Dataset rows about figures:
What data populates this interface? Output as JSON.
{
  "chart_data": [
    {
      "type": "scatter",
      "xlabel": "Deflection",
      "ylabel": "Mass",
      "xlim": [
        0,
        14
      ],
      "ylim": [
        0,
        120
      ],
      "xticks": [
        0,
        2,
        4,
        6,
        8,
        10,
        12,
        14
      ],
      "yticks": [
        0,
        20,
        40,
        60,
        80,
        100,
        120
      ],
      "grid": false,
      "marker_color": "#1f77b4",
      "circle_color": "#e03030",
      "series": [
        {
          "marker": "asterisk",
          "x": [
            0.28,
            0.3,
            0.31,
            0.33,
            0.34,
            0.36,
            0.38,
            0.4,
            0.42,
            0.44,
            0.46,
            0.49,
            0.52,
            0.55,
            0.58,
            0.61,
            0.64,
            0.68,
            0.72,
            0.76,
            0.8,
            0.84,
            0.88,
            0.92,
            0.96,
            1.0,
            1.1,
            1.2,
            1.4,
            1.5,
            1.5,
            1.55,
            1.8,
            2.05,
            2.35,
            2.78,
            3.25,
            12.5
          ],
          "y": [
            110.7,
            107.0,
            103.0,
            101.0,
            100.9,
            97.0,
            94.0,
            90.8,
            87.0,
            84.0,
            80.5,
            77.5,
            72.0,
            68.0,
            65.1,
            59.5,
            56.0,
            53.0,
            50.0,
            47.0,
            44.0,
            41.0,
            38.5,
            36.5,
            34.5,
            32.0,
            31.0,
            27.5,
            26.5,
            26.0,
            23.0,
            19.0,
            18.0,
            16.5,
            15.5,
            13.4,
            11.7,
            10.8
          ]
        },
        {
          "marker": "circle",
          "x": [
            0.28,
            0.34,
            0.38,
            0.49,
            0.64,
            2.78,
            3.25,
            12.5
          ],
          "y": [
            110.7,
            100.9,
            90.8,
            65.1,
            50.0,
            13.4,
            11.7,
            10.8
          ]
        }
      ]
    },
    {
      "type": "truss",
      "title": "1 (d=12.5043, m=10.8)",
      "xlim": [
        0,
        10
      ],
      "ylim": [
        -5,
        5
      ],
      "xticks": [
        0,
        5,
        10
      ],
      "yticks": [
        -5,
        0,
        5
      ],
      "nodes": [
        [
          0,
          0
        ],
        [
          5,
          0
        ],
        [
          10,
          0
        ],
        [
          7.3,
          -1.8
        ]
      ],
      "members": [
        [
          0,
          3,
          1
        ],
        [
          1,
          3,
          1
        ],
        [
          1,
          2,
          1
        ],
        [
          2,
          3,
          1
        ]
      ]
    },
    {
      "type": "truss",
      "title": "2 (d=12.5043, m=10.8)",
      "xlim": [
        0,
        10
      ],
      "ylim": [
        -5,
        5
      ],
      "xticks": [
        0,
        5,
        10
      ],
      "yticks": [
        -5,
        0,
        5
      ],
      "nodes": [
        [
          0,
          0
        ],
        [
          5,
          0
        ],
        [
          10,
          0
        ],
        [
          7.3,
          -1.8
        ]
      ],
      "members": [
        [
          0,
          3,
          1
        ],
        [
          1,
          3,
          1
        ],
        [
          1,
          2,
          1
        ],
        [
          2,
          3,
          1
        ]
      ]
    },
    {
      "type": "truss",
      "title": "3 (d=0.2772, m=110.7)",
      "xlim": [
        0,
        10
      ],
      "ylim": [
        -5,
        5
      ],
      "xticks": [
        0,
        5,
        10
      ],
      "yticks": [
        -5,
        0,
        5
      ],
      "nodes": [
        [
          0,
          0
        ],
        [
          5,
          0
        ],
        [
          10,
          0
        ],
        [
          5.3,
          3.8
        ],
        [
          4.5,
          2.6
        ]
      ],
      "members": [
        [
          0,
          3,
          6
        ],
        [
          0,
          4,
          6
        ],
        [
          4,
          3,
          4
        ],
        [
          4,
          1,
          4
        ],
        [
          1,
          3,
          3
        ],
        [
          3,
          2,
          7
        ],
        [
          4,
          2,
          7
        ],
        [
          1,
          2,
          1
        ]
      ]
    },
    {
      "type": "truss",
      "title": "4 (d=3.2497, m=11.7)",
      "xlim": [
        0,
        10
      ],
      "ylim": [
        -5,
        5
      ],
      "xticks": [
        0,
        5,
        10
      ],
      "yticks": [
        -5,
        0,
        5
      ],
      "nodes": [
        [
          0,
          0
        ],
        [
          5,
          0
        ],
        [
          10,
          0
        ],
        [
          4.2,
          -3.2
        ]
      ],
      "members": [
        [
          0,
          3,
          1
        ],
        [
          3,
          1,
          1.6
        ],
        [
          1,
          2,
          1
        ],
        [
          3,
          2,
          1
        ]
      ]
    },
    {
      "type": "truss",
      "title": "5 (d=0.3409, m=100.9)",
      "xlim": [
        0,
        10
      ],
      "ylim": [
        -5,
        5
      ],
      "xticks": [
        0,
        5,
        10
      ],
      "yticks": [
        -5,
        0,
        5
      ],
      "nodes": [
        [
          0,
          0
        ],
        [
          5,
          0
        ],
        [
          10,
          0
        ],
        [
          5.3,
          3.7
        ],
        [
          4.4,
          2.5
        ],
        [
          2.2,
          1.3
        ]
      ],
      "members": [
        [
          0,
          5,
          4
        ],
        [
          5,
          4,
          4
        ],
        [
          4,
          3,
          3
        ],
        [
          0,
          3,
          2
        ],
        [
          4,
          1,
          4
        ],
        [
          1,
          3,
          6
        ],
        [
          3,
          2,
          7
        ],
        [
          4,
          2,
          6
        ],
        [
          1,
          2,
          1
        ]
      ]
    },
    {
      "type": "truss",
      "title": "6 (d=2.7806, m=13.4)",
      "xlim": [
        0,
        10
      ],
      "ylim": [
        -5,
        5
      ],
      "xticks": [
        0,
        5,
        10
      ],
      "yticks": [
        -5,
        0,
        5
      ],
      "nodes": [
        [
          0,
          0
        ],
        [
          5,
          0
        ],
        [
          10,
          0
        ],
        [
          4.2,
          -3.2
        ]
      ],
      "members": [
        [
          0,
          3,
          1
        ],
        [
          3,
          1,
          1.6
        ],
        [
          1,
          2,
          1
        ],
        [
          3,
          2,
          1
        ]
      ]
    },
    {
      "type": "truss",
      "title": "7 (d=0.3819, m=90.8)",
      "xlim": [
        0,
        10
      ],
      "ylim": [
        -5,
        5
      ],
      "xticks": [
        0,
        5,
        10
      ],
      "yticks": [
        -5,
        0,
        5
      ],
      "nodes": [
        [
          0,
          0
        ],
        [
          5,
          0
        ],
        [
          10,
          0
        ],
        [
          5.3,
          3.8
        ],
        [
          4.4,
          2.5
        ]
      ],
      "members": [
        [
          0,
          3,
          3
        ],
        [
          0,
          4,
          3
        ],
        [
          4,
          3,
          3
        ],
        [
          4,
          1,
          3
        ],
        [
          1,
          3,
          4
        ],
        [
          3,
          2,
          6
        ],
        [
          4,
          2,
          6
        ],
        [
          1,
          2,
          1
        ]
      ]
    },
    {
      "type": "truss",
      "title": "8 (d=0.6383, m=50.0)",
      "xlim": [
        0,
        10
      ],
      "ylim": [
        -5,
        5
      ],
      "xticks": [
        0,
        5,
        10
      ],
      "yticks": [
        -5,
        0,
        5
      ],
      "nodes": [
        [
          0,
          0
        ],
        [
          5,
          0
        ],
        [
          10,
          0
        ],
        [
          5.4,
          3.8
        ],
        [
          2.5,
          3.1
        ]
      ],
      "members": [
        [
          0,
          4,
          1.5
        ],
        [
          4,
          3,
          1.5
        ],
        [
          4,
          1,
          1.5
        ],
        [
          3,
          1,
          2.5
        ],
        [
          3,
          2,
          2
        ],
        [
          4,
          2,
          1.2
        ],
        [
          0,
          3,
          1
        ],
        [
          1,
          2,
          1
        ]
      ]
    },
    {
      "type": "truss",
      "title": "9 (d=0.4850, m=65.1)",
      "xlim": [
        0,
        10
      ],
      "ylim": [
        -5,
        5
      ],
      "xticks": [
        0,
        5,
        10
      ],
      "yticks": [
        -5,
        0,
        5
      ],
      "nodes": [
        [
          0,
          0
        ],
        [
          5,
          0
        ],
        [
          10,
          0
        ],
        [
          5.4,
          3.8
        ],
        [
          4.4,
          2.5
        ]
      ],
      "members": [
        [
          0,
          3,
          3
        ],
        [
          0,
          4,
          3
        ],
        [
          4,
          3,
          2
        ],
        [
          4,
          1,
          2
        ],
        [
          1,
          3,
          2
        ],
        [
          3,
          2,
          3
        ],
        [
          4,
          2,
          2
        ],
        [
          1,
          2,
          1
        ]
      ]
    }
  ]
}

* _Short problem_: Using the records above, select and copy every line that has the word "title".

* _Final result_:
      "title": "1 (d=12.5043, m=10.8)",
      "title": "2 (d=12.5043, m=10.8)",
      "title": "3 (d=0.2772, m=110.7)",
      "title": "4 (d=3.2497, m=11.7)",
      "title": "5 (d=0.3409, m=100.9)",
      "title": "6 (d=2.7806, m=13.4)",
      "title": "7 (d=0.3819, m=90.8)",
      "title": "8 (d=0.6383, m=50.0)",
      "title": "9 (d=0.4850, m=65.1)",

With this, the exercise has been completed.